The task: Return each line of the records holding the string "title".

(Stored data)
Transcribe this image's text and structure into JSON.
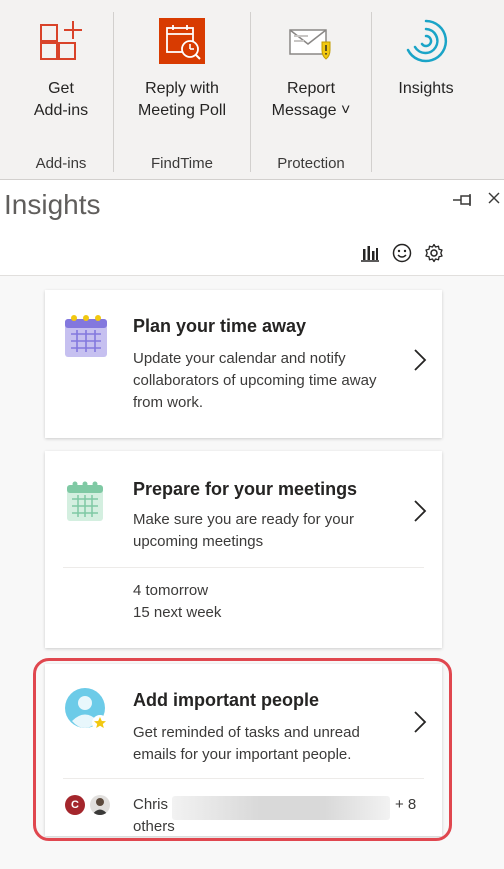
{
  "ribbon": {
    "groups": [
      {
        "label": "Add-ins",
        "buttons": [
          {
            "label_line1": "Get",
            "label_line2": "Add-ins",
            "icon": "get-add-ins-icon"
          }
        ]
      },
      {
        "label": "FindTime",
        "buttons": [
          {
            "label_line1": "Reply with",
            "label_line2": "Meeting Poll",
            "icon": "meeting-poll-icon"
          }
        ]
      },
      {
        "label": "Protection",
        "buttons": [
          {
            "label_line1": "Report",
            "label_line2": "Message ˅",
            "icon": "report-message-icon"
          }
        ]
      },
      {
        "label": "",
        "buttons": [
          {
            "label_line1": "Insights",
            "label_line2": "",
            "icon": "insights-icon"
          }
        ]
      }
    ]
  },
  "pane": {
    "title": "Insights",
    "header_icons": [
      "chart-icon",
      "smiley-icon",
      "gear-icon"
    ]
  },
  "cards": [
    {
      "title": "Plan your time away",
      "description": "Update your calendar and notify collaborators of upcoming time away from work.",
      "icon": "calendar-plan-icon"
    },
    {
      "title": "Prepare for your meetings",
      "description": "Make sure you are ready for your upcoming meetings",
      "icon": "calendar-meetings-icon",
      "footer_line1": "4 tomorrow",
      "footer_line2": "15 next week"
    },
    {
      "title": "Add important people",
      "description": "Get reminded of tasks and unread emails for your important people.",
      "icon": "person-star-icon",
      "footer_name": "Chris",
      "footer_more": "+ 8",
      "footer_others": "others",
      "avatar_initial": "C"
    }
  ],
  "colors": {
    "findtime_orange": "#d83b01",
    "addins_red": "#d9432a",
    "insights_teal": "#1aa4c7",
    "highlight_red": "#e0474f",
    "calendar_purple": "#8378de",
    "calendar_green": "#7fc9a4"
  }
}
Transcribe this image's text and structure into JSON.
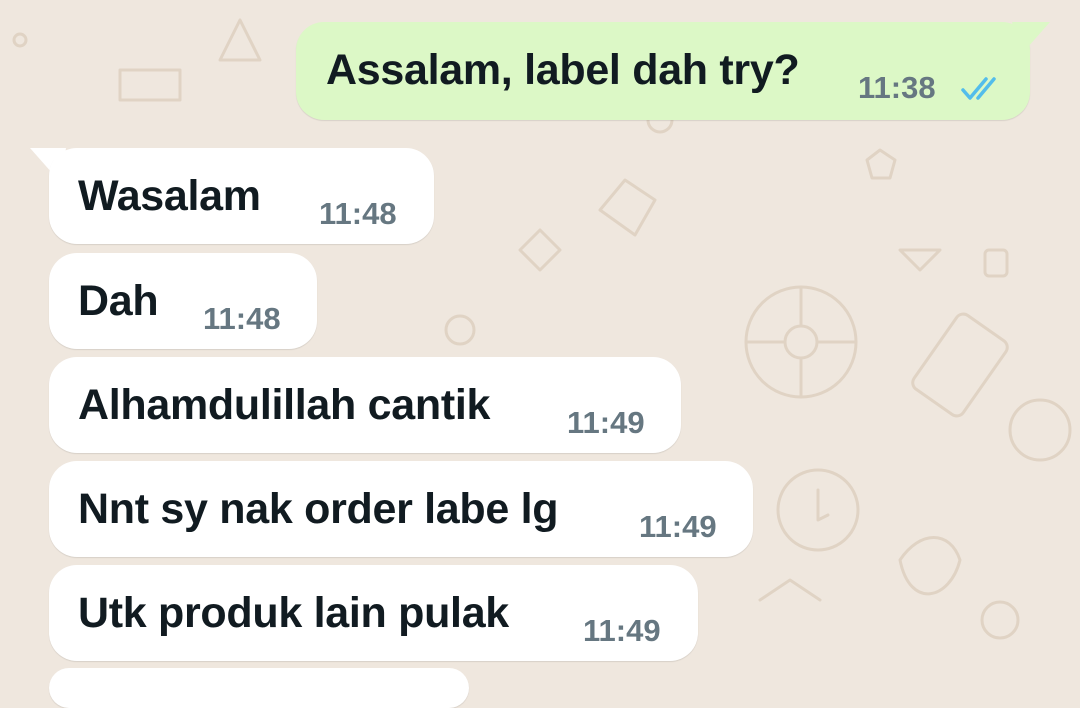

Exercise output:
    "title": "Insights",
      "title": "Plan your time away",
      "title": "Prepare for your meetings",
      "title": "Add important people",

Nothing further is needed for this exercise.